What you will do
Print each of the entries exactly, leaving nothing out.

Data records
^^^^^^^^^^^^^^^^
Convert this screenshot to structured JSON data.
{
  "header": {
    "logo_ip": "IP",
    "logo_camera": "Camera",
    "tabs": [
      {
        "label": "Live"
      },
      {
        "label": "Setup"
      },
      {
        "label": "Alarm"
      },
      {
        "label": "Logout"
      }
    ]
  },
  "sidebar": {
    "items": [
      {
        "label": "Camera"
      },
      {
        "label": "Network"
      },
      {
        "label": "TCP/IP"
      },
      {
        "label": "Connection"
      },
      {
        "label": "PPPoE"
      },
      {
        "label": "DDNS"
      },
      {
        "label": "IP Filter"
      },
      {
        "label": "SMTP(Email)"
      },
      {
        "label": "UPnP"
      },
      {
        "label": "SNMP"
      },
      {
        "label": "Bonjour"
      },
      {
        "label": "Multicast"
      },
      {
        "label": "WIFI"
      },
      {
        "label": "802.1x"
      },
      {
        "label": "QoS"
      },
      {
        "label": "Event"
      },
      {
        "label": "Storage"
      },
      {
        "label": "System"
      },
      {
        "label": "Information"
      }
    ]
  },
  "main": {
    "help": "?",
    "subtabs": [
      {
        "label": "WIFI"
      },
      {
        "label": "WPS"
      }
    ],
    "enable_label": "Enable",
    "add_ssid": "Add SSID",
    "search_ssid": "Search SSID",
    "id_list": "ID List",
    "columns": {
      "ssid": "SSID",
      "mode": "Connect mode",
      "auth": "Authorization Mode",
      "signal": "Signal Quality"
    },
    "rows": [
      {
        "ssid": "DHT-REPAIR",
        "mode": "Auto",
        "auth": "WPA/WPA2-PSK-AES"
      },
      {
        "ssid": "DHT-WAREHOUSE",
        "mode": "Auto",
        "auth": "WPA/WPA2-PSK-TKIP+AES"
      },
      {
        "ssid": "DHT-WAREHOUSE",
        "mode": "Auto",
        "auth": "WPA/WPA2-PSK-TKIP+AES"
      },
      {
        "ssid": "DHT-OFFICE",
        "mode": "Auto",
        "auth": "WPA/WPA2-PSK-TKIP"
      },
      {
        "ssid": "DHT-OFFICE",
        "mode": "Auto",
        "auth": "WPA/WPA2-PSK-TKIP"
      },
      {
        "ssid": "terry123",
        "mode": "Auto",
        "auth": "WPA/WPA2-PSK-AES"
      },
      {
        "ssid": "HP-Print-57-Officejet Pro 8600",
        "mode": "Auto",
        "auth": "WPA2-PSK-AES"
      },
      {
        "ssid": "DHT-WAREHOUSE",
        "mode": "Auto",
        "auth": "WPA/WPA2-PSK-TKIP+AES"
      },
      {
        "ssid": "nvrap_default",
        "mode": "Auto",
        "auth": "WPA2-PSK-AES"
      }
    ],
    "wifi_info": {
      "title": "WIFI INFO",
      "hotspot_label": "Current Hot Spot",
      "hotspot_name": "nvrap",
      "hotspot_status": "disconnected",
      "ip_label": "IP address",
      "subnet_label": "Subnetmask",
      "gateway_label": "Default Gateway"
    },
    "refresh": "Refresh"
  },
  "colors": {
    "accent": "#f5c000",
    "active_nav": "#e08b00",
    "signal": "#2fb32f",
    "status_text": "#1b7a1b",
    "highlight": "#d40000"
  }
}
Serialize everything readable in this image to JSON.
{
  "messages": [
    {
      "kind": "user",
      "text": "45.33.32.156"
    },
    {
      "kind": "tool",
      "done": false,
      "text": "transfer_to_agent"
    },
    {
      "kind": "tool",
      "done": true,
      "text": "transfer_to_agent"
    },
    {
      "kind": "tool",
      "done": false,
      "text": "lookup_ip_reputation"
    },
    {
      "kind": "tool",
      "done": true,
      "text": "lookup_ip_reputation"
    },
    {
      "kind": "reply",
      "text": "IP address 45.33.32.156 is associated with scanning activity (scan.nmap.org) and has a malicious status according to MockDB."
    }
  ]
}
^^^^^^^^^^^^^^^^
Exercise response
Convert this screenshot to structured JSON data.
{
  "header": {
    "logo_ip": "IP",
    "logo_camera": "Camera",
    "tabs": [
      {
        "label": "Live"
      },
      {
        "label": "Setup"
      },
      {
        "label": "Alarm"
      },
      {
        "label": "Logout"
      }
    ]
  },
  "sidebar": {
    "items": [
      {
        "label": "Camera"
      },
      {
        "label": "Network"
      },
      {
        "label": "TCP/IP"
      },
      {
        "label": "Connection"
      },
      {
        "label": "PPPoE"
      },
      {
        "label": "DDNS"
      },
      {
        "label": "IP Filter"
      },
      {
        "label": "SMTP(Email)"
      },
      {
        "label": "UPnP"
      },
      {
        "label": "SNMP"
      },
      {
        "label": "Bonjour"
      },
      {
        "label": "Multicast"
      },
      {
        "label": "WIFI"
      },
      {
        "label": "802.1x"
      },
      {
        "label": "QoS"
      },
      {
        "label": "Event"
      },
      {
        "label": "Storage"
      },
      {
        "label": "System"
      },
      {
        "label": "Information"
      }
    ]
  },
  "main": {
    "help": "?",
    "subtabs": [
      {
        "label": "WIFI"
      },
      {
        "label": "WPS"
      }
    ],
    "enable_label": "Enable",
    "add_ssid": "Add SSID",
    "search_ssid": "Search SSID",
    "id_list": "ID List",
    "columns": {
      "ssid": "SSID",
      "mode": "Connect mode",
      "auth": "Authorization Mode",
      "signal": "Signal Quality"
    },
    "rows": [
      {
        "ssid": "DHT-REPAIR",
        "mode": "Auto",
        "auth": "WPA/WPA2-PSK-AES"
      },
      {
        "ssid": "DHT-WAREHOUSE",
        "mode": "Auto",
        "auth": "WPA/WPA2-PSK-TKIP+AES"
      },
      {
        "ssid": "DHT-WAREHOUSE",
        "mode": "Auto",
        "auth": "WPA/WPA2-PSK-TKIP+AES"
      },
      {
        "ssid": "DHT-OFFICE",
        "mode": "Auto",
        "auth": "WPA/WPA2-PSK-TKIP"
      },
      {
        "ssid": "DHT-OFFICE",
        "mode": "Auto",
        "auth": "WPA/WPA2-PSK-TKIP"
      },
      {
        "ssid": "terry123",
        "mode": "Auto",
        "auth": "WPA/WPA2-PSK-AES"
      },
      {
        "ssid": "HP-Print-57-Officejet Pro 8600",
        "mode": "Auto",
        "auth": "WPA2-PSK-AES"
      },
      {
        "ssid": "DHT-WAREHOUSE",
        "mode": "Auto",
        "auth": "WPA/WPA2-PSK-TKIP+AES"
      },
      {
        "ssid": "nvrap_default",
        "mode": "Auto",
        "auth": "WPA2-PSK-AES"
      }
    ],
    "wifi_info": {
      "title": "WIFI INFO",
      "hotspot_label": "Current Hot Spot",
      "hotspot_name": "nvrap",
      "hotspot_status": "disconnected",
      "ip_label": "IP address",
      "subnet_label": "Subnetmask",
      "gateway_label": "Default Gateway"
    },
    "refresh": "Refresh"
  },
  "colors": {
    "accent": "#f5c000",
    "active_nav": "#e08b00",
    "signal": "#2fb32f",
    "status_text": "#1b7a1b",
    "highlight": "#d40000"
  }
}
Serialize everything readable in this image to JSON.
{
  "messages": [
    {
      "kind": "user",
      "text": "45.33.32.156"
    },
    {
      "kind": "tool",
      "done": false,
      "text": "transfer_to_agent"
    },
    {
      "kind": "tool",
      "done": true,
      "text": "transfer_to_agent"
    },
    {
      "kind": "tool",
      "done": false,
      "text": "lookup_ip_reputation"
    },
    {
      "kind": "tool",
      "done": true,
      "text": "lookup_ip_reputation"
    },
    {
      "kind": "reply",
      "text": "IP address 45.33.32.156 is associated with scanning activity (scan.nmap.org) and has a malicious status according to MockDB."
    }
  ]
}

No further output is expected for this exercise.